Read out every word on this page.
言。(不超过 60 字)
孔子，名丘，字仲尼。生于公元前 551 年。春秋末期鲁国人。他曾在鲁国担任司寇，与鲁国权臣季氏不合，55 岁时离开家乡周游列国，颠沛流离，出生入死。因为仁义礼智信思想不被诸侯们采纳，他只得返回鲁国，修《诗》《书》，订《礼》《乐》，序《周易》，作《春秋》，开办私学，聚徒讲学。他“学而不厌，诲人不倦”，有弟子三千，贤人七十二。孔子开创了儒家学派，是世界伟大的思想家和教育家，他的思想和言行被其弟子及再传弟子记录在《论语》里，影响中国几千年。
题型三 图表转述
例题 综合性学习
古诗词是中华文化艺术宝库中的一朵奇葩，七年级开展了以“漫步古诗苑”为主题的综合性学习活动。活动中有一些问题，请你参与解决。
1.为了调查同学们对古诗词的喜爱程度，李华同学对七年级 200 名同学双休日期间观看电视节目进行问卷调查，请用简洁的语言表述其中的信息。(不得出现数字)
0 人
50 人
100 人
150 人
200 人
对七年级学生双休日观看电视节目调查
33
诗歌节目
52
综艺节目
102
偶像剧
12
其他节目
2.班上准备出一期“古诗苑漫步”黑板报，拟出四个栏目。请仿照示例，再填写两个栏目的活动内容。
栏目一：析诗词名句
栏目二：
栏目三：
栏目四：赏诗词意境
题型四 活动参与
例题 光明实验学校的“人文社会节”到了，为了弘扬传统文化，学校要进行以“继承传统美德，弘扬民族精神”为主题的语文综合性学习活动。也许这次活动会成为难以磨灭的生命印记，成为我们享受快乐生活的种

What to work on » Repeat the listing exactly, from its first line to its last.

Answer to the exercise »
Read out every word on this page.
言。(不超过 60 字)
孔子，名丘，字仲尼。生于公元前 551 年。春秋末期鲁国人。他曾在鲁国担任司寇，与鲁国权臣季氏不合，55 岁时离开家乡周游列国，颠沛流离，出生入死。因为仁义礼智信思想不被诸侯们采纳，他只得返回鲁国，修《诗》《书》，订《礼》《乐》，序《周易》，作《春秋》，开办私学，聚徒讲学。他“学而不厌，诲人不倦”，有弟子三千，贤人七十二。孔子开创了儒家学派，是世界伟大的思想家和教育家，他的思想和言行被其弟子及再传弟子记录在《论语》里，影响中国几千年。
题型三 图表转述
例题 综合性学习
古诗词是中华文化艺术宝库中的一朵奇葩，七年级开展了以“漫步古诗苑”为主题的综合性学习活动。活动中有一些问题，请你参与解决。
1.为了调查同学们对古诗词的喜爱程度，李华同学对七年级 200 名同学双休日期间观看电视节目进行问卷调查，请用简洁的语言表述其中的信息。(不得出现数字)
0 人
50 人
100 人
150 人
200 人
对七年级学生双休日观看电视节目调查
33
诗歌节目
52
综艺节目
102
偶像剧
12
其他节目
2.班上准备出一期“古诗苑漫步”黑板报，拟出四个栏目。请仿照示例，再填写两个栏目的活动内容。
栏目一：析诗词名句
栏目二：
栏目三：
栏目四：赏诗词意境
题型四 活动参与
例题 光明实验学校的“人文社会节”到了，为了弘扬传统文化，学校要进行以“继承传统美德，弘扬民族精神”为主题的语文综合性学习活动。也许这次活动会成为难以磨灭的生命印记，成为我们享受快乐生活的种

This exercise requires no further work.